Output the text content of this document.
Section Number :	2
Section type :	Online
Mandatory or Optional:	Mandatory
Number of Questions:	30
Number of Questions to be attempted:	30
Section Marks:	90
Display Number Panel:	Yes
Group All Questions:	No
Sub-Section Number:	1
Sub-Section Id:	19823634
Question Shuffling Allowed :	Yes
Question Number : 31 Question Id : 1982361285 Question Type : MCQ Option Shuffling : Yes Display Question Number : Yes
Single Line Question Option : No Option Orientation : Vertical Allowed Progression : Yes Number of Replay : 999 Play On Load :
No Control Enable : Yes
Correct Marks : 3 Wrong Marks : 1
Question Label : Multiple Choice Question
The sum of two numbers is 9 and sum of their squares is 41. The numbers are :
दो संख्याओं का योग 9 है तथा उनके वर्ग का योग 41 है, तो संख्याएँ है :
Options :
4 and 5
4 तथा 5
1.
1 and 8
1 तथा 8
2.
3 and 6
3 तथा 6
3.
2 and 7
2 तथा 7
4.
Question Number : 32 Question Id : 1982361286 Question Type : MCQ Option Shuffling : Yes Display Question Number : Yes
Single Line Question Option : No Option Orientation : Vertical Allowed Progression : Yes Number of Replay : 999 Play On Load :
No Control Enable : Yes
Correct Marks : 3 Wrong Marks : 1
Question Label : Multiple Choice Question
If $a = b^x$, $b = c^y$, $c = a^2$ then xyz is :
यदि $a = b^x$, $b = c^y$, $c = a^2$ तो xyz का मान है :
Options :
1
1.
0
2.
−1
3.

:::

- _Task goal_
Write out every line exactly as it stands.

- _Task result_
Output the text content of this document.
Section Number :	2
Section type :	Online
Mandatory or Optional:	Mandatory
Number of Questions:	30
Number of Questions to be attempted:	30
Section Marks:	90
Display Number Panel:	Yes
Group All Questions:	No
Sub-Section Number:	1
Sub-Section Id:	19823634
Question Shuffling Allowed :	Yes
Question Number : 31 Question Id : 1982361285 Question Type : MCQ Option Shuffling : Yes Display Question Number : Yes
Single Line Question Option : No Option Orientation : Vertical Allowed Progression : Yes Number of Replay : 999 Play On Load :
No Control Enable : Yes
Correct Marks : 3 Wrong Marks : 1
Question Label : Multiple Choice Question
The sum of two numbers is 9 and sum of their squares is 41. The numbers are :
दो संख्याओं का योग 9 है तथा उनके वर्ग का योग 41 है, तो संख्याएँ है :
Options :
4 and 5
4 तथा 5
1.
1 and 8
1 तथा 8
2.
3 and 6
3 तथा 6
3.
2 and 7
2 तथा 7
4.
Question Number : 32 Question Id : 1982361286 Question Type : MCQ Option Shuffling : Yes Display Question Number : Yes
Single Line Question Option : No Option Orientation : Vertical Allowed Progression : Yes Number of Replay : 999 Play On Load :
No Control Enable : Yes
Correct Marks : 3 Wrong Marks : 1
Question Label : Multiple Choice Question
If $a = b^x$, $b = c^y$, $c = a^2$ then xyz is :
यदि $a = b^x$, $b = c^y$, $c = a^2$ तो xyz का मान है :
Options :
1
1.
0
2.
−1
3.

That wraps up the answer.